Stored data –
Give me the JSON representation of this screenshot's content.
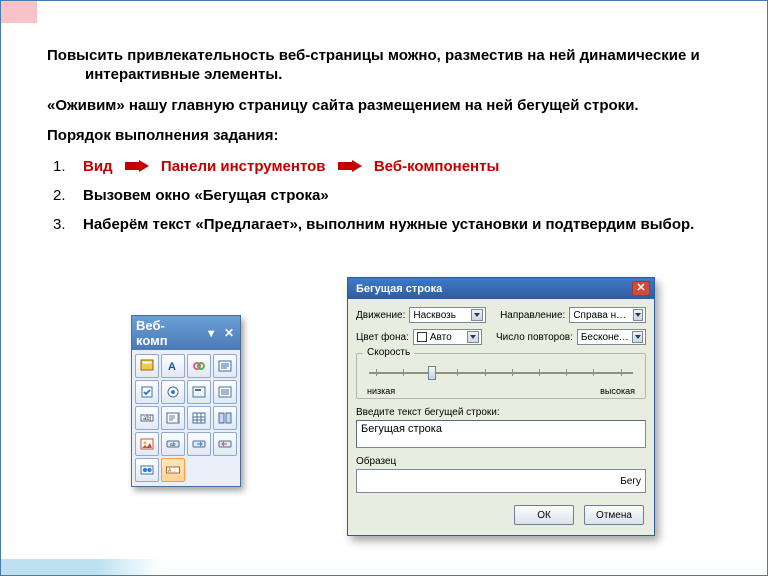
{
  "paragraphs": {
    "p1": "Повысить привлекательность веб-страницы можно, разместив на ней динамические и интерактивные элементы.",
    "p2": "«Оживим» нашу главную страницу сайта размещением на ней бегущей строки.",
    "p3": "Порядок выполнения задания:"
  },
  "steps": {
    "s1a": "Вид",
    "s1b": "Панели инструментов",
    "s1c": "Веб-компоненты",
    "s2": "Вызовем окно «Бегущая строка»",
    "s3": "Наберём текст «Предлагает», выполним нужные установки и подтвердим выбор."
  },
  "toolbar": {
    "title": "Веб-комп",
    "icons": [
      "form-icon",
      "text-icon",
      "link-icon",
      "script-icon",
      "checkbox-icon",
      "radio-icon",
      "group-icon",
      "list-icon",
      "textfield-icon",
      "textarea-icon",
      "table-icon",
      "columns-icon",
      "image-icon",
      "button-icon",
      "submit-icon",
      "reset-icon",
      "movie-icon",
      "marquee-icon",
      "",
      ""
    ]
  },
  "dialog": {
    "title": "Бегущая строка",
    "labels": {
      "movement": "Движение:",
      "direction": "Направление:",
      "bgcolor": "Цвет фона:",
      "repeat": "Число повторов:",
      "speed_group": "Скорость",
      "speed_low": "низкая",
      "speed_high": "высокая",
      "input_label": "Введите текст бегущей строки:",
      "sample_label": "Образец"
    },
    "values": {
      "movement": "Насквозь",
      "direction": "Справа налево",
      "bgcolor": "Авто",
      "repeat": "Бесконечно",
      "input_text": "Бегущая строка",
      "sample_text": "Бегу"
    },
    "buttons": {
      "ok": "ОК",
      "cancel": "Отмена"
    }
  }
}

What to do – Copy out the whole listing exactly, and don't carry over any pictures.

Result for this exercise –
Give me the JSON representation of this screenshot's content.
{
  "paragraphs": {
    "p1": "Повысить привлекательность веб-страницы можно, разместив на ней динамические и интерактивные элементы.",
    "p2": "«Оживим» нашу главную страницу сайта размещением на ней бегущей строки.",
    "p3": "Порядок выполнения задания:"
  },
  "steps": {
    "s1a": "Вид",
    "s1b": "Панели инструментов",
    "s1c": "Веб-компоненты",
    "s2": "Вызовем окно «Бегущая строка»",
    "s3": "Наберём текст «Предлагает», выполним нужные установки и подтвердим выбор."
  },
  "toolbar": {
    "title": "Веб-комп",
    "icons": [
      "form-icon",
      "text-icon",
      "link-icon",
      "script-icon",
      "checkbox-icon",
      "radio-icon",
      "group-icon",
      "list-icon",
      "textfield-icon",
      "textarea-icon",
      "table-icon",
      "columns-icon",
      "image-icon",
      "button-icon",
      "submit-icon",
      "reset-icon",
      "movie-icon",
      "marquee-icon",
      "",
      ""
    ]
  },
  "dialog": {
    "title": "Бегущая строка",
    "labels": {
      "movement": "Движение:",
      "direction": "Направление:",
      "bgcolor": "Цвет фона:",
      "repeat": "Число повторов:",
      "speed_group": "Скорость",
      "speed_low": "низкая",
      "speed_high": "высокая",
      "input_label": "Введите текст бегущей строки:",
      "sample_label": "Образец"
    },
    "values": {
      "movement": "Насквозь",
      "direction": "Справа налево",
      "bgcolor": "Авто",
      "repeat": "Бесконечно",
      "input_text": "Бегущая строка",
      "sample_text": "Бегу"
    },
    "buttons": {
      "ok": "ОК",
      "cancel": "Отмена"
    }
  }
}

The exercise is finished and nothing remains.